*TASK*
Report every line below that contains the string "настроек", copying each such line in full.
* start LISTING *
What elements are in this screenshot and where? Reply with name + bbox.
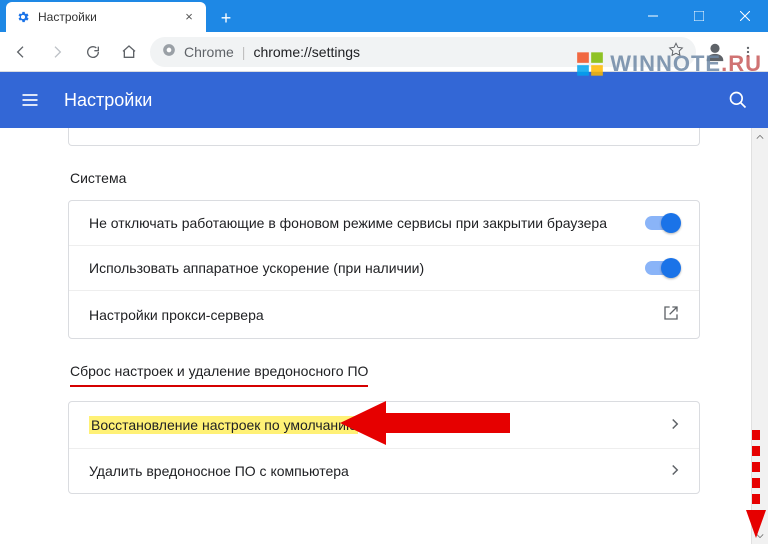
row-label: Восстановление настроек по умолчанию: [89, 416, 358, 434]
row-label: Удалить вредоносное ПО с компьютера: [89, 463, 349, 479]
settings-title: Настройки: [64, 90, 728, 111]
home-button[interactable]: [114, 37, 144, 67]
toggle-on-icon[interactable]: [645, 261, 679, 275]
row-hardware-accel[interactable]: Использовать аппаратное ускорение (при н…: [69, 245, 699, 290]
settings-header: Настройки: [0, 72, 768, 128]
annotation-arrow-icon: [340, 395, 510, 456]
scroll-region[interactable]: Система Не отключать работающие в фоново…: [0, 128, 768, 544]
tab-strip: Настройки × +: [0, 0, 630, 32]
previous-card-edge: [68, 128, 700, 146]
chevron-right-icon: [671, 417, 679, 433]
scroll-up-icon[interactable]: [752, 128, 768, 145]
search-icon[interactable]: [728, 90, 748, 110]
kebab-menu-icon[interactable]: [734, 45, 762, 59]
profile-avatar-icon[interactable]: [702, 39, 728, 65]
tab-title: Настройки: [38, 10, 174, 24]
browser-toolbar: Chrome | chrome://settings: [0, 32, 768, 72]
close-icon[interactable]: ×: [182, 10, 196, 24]
back-button[interactable]: [6, 37, 36, 67]
settings-content: Система Не отключать работающие в фоново…: [0, 128, 768, 544]
omnibox-separator: |: [242, 44, 246, 60]
hamburger-icon[interactable]: [20, 90, 40, 110]
window-titlebar: Настройки × +: [0, 0, 768, 32]
section-system: Система Не отключать работающие в фоново…: [68, 170, 700, 339]
minimize-button[interactable]: [630, 0, 676, 32]
plus-icon: +: [221, 8, 232, 29]
row-proxy[interactable]: Настройки прокси-сервера: [69, 290, 699, 338]
omnibox[interactable]: Chrome | chrome://settings: [150, 37, 696, 67]
row-background-apps[interactable]: Не отключать работающие в фоновом режиме…: [69, 201, 699, 245]
bookmark-star-icon[interactable]: [668, 42, 684, 61]
forward-button[interactable]: [42, 37, 72, 67]
browser-tab[interactable]: Настройки ×: [6, 2, 206, 32]
toggle-on-icon[interactable]: [645, 216, 679, 230]
section-title-reset: Сброс настроек и удаление вредоносного П…: [70, 363, 368, 387]
close-window-button[interactable]: [722, 0, 768, 32]
chrome-icon: [162, 43, 176, 60]
annotation-dashed-arrow-icon: [744, 430, 768, 545]
window-controls: [630, 0, 768, 32]
row-label: Настройки прокси-сервера: [89, 307, 264, 323]
card-system: Не отключать работающие в фоновом режиме…: [68, 200, 700, 339]
new-tab-button[interactable]: +: [212, 4, 240, 32]
row-label: Использовать аппаратное ускорение (при н…: [89, 260, 424, 276]
section-title-system: Система: [70, 170, 700, 186]
chevron-right-icon: [671, 463, 679, 479]
gear-icon: [16, 10, 30, 24]
external-link-icon: [663, 305, 679, 324]
omnibox-url: chrome://settings: [253, 44, 360, 60]
maximize-button[interactable]: [676, 0, 722, 32]
row-label: Не отключать работающие в фоновом режиме…: [89, 215, 607, 231]
omnibox-prefix: Chrome: [184, 44, 234, 60]
reload-button[interactable]: [78, 37, 108, 67]
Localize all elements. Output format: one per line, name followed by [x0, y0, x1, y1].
* end LISTING *
*TASK ANSWER*
row-label: Восстановление настроек по умолчанию: [89, 416, 358, 434]
section-title-reset: Сброс настроек и удаление вредоносного П…: [70, 363, 368, 387]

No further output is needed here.